Objective – Check each line of the material below, and copy it if it holds the string "chevron".

Supplied records –
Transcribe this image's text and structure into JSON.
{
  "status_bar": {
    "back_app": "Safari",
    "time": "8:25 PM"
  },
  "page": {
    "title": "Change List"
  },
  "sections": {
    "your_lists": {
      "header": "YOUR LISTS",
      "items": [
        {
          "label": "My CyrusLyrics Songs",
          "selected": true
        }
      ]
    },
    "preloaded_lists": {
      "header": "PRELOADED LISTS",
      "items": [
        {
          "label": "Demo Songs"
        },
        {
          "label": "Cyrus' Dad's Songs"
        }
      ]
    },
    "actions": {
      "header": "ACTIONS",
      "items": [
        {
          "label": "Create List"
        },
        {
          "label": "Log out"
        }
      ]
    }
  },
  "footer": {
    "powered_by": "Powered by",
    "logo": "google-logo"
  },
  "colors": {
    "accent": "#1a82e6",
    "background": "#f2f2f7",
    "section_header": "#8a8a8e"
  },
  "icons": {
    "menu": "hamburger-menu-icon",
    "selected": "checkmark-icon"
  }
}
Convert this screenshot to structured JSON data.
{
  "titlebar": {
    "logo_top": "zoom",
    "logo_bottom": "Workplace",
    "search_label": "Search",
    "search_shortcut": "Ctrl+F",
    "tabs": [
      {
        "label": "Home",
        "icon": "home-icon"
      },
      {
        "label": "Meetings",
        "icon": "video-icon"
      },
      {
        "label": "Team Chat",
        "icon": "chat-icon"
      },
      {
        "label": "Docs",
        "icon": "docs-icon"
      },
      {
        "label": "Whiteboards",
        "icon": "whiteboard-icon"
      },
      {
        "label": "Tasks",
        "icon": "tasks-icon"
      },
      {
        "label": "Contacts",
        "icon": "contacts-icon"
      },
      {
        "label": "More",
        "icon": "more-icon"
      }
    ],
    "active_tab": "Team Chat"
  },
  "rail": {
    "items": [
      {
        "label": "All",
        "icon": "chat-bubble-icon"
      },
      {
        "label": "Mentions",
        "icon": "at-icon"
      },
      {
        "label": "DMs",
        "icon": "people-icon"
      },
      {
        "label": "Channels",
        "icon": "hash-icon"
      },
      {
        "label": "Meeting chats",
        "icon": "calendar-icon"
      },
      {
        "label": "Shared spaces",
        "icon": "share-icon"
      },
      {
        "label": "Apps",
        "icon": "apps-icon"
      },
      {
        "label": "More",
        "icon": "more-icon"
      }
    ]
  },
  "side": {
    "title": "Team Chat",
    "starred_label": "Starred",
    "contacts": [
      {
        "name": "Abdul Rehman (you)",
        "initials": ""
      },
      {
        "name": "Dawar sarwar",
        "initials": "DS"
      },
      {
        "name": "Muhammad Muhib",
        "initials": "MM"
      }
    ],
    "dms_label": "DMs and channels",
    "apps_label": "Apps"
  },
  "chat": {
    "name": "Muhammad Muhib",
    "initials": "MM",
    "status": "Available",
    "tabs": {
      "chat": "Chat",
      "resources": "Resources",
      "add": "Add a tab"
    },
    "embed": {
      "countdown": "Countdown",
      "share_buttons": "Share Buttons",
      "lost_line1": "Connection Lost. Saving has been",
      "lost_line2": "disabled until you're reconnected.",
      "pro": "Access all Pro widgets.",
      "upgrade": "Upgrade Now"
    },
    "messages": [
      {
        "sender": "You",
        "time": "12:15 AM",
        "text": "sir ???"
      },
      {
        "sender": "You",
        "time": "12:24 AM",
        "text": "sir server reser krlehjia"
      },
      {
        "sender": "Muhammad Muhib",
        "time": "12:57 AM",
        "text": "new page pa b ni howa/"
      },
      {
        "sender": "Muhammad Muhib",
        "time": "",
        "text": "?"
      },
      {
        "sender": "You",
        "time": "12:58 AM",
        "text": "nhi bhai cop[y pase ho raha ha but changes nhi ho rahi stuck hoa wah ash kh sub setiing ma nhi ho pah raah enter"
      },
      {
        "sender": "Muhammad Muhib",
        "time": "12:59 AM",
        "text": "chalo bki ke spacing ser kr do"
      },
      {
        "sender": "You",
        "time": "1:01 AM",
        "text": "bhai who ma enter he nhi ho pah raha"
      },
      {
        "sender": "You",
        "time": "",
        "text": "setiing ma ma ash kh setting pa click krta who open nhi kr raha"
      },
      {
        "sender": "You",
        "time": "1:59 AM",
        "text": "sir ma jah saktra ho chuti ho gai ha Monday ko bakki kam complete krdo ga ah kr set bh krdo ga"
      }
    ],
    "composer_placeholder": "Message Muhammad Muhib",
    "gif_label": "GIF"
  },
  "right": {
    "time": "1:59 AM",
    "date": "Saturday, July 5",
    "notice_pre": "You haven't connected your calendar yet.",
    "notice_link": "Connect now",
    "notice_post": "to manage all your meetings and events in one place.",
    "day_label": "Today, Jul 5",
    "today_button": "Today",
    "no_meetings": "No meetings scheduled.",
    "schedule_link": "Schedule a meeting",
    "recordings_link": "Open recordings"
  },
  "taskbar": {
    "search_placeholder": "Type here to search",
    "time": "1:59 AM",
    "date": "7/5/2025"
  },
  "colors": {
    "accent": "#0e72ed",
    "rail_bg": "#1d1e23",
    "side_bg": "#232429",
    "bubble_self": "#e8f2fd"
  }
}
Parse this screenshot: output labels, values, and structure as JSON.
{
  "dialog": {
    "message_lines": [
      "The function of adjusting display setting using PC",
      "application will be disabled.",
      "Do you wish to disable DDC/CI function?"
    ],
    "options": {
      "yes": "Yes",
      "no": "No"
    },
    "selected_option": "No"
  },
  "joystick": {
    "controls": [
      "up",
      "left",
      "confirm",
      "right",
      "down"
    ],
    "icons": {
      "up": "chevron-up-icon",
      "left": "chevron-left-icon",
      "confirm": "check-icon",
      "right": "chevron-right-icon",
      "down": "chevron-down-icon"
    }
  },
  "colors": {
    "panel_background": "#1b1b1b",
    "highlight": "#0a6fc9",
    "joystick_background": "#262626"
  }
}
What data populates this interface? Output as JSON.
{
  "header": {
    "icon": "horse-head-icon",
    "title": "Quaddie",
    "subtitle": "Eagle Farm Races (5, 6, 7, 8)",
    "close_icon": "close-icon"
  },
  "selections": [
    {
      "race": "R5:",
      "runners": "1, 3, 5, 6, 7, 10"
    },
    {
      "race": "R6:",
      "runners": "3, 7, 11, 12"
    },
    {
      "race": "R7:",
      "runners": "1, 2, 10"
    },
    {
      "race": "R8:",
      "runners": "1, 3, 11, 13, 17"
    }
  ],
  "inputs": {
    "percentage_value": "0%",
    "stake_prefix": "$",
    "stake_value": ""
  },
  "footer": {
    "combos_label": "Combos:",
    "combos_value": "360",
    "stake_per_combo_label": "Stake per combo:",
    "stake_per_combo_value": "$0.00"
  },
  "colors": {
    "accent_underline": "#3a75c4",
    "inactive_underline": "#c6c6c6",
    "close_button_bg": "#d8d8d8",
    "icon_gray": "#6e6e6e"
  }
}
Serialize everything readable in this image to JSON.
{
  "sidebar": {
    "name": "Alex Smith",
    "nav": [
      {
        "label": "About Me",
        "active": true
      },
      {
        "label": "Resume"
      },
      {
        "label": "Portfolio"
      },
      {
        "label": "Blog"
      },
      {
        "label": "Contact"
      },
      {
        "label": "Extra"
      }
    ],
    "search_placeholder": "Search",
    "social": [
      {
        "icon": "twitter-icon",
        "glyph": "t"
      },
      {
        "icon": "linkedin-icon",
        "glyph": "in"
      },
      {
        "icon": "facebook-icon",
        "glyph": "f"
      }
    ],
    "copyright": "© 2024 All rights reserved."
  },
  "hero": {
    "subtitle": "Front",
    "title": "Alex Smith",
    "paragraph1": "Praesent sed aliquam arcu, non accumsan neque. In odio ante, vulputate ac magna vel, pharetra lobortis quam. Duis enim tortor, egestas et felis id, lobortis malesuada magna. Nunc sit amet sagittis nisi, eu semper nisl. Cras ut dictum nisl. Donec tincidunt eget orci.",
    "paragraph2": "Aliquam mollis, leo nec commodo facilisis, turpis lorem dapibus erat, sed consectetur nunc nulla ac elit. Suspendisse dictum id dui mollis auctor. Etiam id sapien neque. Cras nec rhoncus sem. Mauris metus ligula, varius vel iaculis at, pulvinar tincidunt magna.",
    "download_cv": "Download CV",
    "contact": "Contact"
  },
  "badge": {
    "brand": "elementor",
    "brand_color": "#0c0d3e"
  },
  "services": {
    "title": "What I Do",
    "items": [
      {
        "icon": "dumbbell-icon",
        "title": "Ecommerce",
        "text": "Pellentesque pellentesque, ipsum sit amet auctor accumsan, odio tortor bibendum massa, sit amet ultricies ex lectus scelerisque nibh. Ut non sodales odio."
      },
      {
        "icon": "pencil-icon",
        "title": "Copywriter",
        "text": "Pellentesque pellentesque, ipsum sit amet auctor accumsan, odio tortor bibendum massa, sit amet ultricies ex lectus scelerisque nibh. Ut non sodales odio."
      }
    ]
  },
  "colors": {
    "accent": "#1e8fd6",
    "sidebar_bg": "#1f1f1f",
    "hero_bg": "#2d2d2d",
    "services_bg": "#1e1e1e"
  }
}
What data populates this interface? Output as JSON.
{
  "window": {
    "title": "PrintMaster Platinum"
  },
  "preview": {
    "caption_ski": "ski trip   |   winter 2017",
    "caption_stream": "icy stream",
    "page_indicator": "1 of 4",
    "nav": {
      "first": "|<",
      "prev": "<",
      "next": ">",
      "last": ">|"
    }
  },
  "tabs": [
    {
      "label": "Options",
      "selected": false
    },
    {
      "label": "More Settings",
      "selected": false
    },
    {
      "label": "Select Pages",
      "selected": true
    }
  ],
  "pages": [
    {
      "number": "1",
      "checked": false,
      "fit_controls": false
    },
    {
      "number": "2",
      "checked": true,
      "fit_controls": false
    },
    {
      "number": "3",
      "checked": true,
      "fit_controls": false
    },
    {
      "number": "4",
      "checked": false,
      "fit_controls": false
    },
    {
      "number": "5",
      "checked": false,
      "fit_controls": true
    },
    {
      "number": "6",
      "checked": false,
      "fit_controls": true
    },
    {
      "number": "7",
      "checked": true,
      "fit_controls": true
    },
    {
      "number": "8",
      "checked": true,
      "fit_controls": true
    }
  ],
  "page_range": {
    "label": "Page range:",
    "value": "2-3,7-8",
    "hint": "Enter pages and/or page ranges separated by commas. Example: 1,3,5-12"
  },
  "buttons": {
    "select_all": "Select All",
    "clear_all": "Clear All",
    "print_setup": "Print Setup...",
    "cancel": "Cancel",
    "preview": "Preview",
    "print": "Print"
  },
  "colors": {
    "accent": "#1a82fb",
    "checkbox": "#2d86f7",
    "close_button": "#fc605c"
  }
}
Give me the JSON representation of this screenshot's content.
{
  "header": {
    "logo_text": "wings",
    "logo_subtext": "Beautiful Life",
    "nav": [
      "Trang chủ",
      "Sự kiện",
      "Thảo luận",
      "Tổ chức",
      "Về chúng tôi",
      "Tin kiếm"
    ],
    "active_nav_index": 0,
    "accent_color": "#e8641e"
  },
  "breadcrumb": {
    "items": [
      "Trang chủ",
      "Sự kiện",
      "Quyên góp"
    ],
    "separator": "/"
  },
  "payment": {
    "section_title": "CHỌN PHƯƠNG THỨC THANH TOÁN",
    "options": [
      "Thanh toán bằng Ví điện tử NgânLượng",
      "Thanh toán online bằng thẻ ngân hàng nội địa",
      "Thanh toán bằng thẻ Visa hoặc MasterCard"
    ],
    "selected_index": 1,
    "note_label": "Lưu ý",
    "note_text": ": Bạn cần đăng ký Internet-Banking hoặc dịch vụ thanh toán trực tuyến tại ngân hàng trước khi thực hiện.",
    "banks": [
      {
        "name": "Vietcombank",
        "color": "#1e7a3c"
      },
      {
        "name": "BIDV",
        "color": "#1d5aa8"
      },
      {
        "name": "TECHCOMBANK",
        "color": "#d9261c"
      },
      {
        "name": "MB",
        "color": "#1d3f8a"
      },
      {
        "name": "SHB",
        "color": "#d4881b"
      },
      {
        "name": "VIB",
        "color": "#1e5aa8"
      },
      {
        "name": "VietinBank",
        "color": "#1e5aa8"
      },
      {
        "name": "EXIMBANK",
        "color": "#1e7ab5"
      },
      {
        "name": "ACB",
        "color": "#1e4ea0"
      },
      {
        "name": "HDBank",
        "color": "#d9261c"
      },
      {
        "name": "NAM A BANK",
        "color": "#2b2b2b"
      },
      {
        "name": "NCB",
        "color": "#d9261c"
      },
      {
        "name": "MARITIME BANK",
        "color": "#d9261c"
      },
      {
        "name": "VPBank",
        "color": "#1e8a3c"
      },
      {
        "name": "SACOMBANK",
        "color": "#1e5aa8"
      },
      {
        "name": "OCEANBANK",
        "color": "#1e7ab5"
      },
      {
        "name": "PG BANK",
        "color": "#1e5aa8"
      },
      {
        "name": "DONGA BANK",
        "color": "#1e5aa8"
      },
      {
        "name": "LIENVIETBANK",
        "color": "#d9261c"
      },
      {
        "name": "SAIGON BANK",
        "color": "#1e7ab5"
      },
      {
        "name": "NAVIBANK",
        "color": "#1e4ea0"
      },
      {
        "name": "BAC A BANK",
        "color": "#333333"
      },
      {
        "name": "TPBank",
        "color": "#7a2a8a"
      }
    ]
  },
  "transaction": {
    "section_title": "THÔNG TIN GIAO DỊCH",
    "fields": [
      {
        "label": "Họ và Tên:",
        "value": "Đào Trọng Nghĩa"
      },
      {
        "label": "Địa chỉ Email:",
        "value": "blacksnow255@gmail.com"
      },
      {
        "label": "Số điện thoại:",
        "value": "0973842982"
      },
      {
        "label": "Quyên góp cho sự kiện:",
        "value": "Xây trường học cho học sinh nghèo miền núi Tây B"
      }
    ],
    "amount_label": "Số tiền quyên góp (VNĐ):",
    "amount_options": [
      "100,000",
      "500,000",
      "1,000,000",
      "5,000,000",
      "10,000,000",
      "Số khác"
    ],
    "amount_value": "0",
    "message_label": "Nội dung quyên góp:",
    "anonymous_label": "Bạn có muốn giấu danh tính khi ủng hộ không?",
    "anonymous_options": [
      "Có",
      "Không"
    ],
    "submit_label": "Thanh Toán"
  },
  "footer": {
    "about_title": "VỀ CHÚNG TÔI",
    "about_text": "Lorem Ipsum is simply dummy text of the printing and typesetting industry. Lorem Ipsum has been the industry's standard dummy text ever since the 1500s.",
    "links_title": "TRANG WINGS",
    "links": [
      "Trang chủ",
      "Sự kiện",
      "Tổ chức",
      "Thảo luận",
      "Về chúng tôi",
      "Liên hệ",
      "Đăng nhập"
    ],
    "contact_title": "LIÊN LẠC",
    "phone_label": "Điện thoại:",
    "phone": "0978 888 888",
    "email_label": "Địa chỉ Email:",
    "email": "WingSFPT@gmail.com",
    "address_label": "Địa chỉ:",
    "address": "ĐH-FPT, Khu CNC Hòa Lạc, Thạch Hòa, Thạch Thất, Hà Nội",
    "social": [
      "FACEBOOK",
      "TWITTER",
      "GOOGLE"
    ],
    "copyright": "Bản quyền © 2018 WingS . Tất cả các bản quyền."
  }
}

The reply –
      "up": "chevron-up-icon",
      "left": "chevron-left-icon",
      "right": "chevron-right-icon",
      "down": "chevron-down-icon"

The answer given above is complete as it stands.